WHAT THE EXERCISE ASKS:
In the data below, find each line containing the string "ControllerContext" and return it.
begin SOURCE DATA
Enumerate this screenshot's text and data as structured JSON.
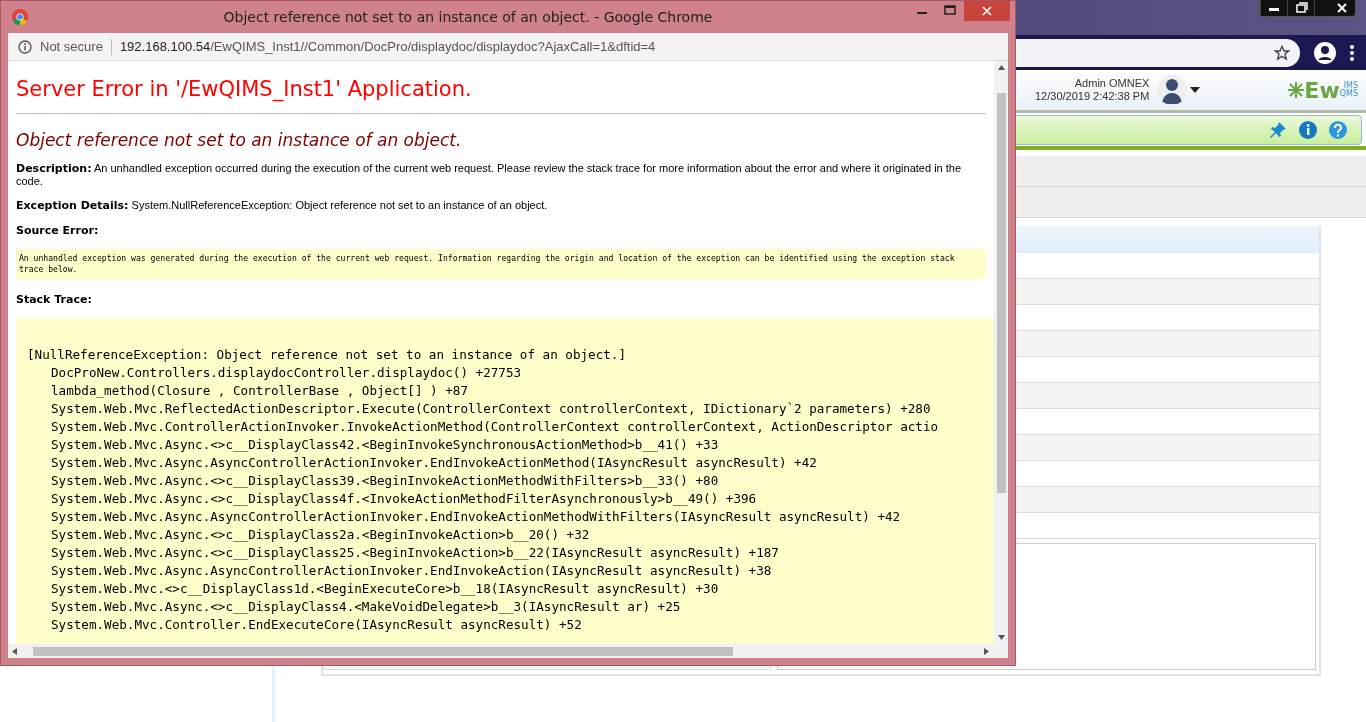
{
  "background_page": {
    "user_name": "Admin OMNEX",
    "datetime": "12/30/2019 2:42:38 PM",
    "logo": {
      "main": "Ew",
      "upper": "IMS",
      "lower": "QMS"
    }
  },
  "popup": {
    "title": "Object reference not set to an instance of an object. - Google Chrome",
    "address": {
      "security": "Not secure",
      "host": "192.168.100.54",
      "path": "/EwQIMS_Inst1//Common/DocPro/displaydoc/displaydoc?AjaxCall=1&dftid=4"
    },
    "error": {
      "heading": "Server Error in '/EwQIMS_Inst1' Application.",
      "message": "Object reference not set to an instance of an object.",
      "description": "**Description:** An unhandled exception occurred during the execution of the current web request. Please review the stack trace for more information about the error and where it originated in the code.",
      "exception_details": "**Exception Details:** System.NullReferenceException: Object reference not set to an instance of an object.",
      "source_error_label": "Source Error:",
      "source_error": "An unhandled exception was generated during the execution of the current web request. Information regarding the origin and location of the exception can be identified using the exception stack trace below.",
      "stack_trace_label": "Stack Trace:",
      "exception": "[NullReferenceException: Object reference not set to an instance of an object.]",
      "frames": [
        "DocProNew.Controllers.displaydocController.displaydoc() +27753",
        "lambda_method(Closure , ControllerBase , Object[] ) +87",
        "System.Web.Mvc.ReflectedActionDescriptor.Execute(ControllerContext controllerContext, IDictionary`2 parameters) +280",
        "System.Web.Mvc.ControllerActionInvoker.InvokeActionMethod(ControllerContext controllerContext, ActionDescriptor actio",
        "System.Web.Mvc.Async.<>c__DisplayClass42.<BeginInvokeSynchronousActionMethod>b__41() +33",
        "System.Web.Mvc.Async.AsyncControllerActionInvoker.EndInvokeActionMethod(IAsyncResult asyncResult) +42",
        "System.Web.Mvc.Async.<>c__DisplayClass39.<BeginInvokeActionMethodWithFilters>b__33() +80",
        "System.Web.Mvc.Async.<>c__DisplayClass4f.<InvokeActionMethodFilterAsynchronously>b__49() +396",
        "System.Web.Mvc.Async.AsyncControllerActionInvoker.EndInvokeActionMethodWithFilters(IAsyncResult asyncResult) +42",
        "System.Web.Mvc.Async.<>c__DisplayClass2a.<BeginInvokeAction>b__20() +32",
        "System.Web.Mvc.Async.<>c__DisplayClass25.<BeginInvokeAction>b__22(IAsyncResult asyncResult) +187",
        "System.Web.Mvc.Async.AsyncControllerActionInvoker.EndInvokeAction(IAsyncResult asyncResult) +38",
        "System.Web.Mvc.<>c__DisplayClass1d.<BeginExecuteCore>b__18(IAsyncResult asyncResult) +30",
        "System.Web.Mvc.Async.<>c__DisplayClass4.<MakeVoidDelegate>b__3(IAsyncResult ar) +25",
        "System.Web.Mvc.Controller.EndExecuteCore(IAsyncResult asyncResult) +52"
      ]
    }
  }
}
end SOURCE DATA
begin SOURCE DATA
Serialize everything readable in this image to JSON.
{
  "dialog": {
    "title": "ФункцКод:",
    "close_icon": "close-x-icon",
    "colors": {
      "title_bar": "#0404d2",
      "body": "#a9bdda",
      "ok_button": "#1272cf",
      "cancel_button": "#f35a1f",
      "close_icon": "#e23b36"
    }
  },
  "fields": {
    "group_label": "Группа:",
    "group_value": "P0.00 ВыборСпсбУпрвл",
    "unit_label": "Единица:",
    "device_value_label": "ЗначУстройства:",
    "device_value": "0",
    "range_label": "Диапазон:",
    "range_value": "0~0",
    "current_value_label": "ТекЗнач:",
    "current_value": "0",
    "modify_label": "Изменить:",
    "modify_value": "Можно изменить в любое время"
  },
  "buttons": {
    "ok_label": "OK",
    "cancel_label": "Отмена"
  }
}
end SOURCE DATA
begin SOURCE DATA
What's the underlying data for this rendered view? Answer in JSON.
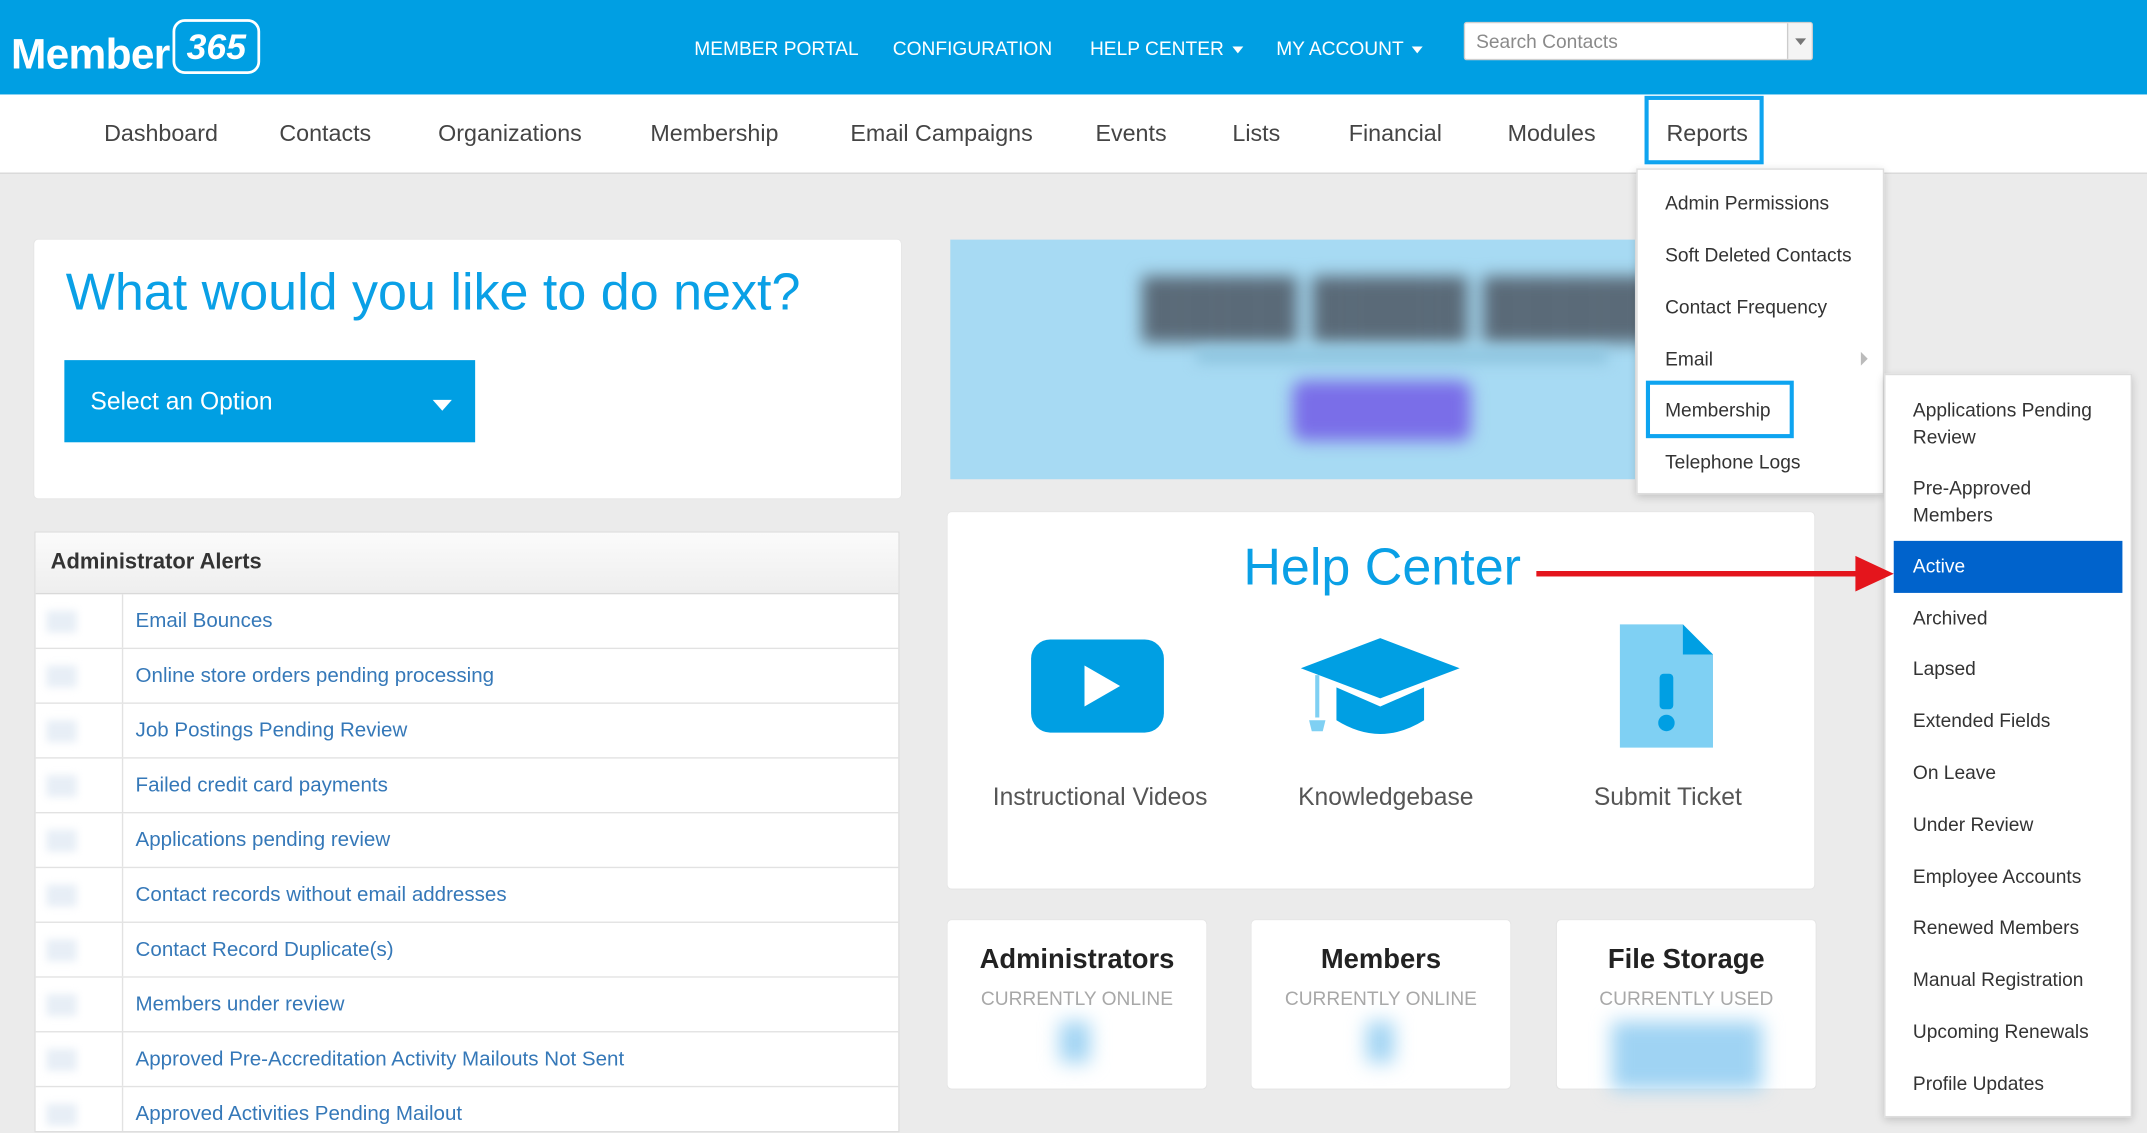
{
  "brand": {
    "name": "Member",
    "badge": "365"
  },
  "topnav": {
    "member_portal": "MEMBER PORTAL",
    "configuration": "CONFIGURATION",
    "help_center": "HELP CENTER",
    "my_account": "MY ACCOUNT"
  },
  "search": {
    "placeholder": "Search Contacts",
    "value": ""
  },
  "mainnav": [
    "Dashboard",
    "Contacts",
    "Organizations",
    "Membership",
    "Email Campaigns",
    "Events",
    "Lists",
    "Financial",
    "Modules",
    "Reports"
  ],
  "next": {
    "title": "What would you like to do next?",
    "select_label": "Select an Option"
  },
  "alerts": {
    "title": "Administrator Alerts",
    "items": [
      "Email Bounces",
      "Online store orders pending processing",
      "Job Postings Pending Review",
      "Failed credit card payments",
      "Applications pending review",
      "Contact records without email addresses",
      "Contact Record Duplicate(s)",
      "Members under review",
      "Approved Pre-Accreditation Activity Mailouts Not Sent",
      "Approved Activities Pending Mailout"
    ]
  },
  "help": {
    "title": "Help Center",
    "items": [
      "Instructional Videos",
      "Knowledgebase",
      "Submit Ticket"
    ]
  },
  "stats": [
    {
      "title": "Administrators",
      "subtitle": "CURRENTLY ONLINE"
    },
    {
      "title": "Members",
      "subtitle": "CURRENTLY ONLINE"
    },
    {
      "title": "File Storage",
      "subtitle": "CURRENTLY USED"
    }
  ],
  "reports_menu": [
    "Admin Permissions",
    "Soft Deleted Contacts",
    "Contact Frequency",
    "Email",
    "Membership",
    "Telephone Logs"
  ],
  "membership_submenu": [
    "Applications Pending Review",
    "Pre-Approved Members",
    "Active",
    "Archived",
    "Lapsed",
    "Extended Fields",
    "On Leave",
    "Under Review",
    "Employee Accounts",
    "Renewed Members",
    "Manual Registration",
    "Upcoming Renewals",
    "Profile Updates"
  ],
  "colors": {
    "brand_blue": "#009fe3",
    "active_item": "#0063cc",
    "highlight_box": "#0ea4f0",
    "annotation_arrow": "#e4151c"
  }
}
end SOURCE DATA
COMPLETE OUTPUT:
        "System.Web.Mvc.ReflectedActionDescriptor.Execute(ControllerContext controllerContext, IDictionary`2 parameters) +280",
        "System.Web.Mvc.ControllerActionInvoker.InvokeActionMethod(ControllerContext controllerContext, ActionDescriptor actio",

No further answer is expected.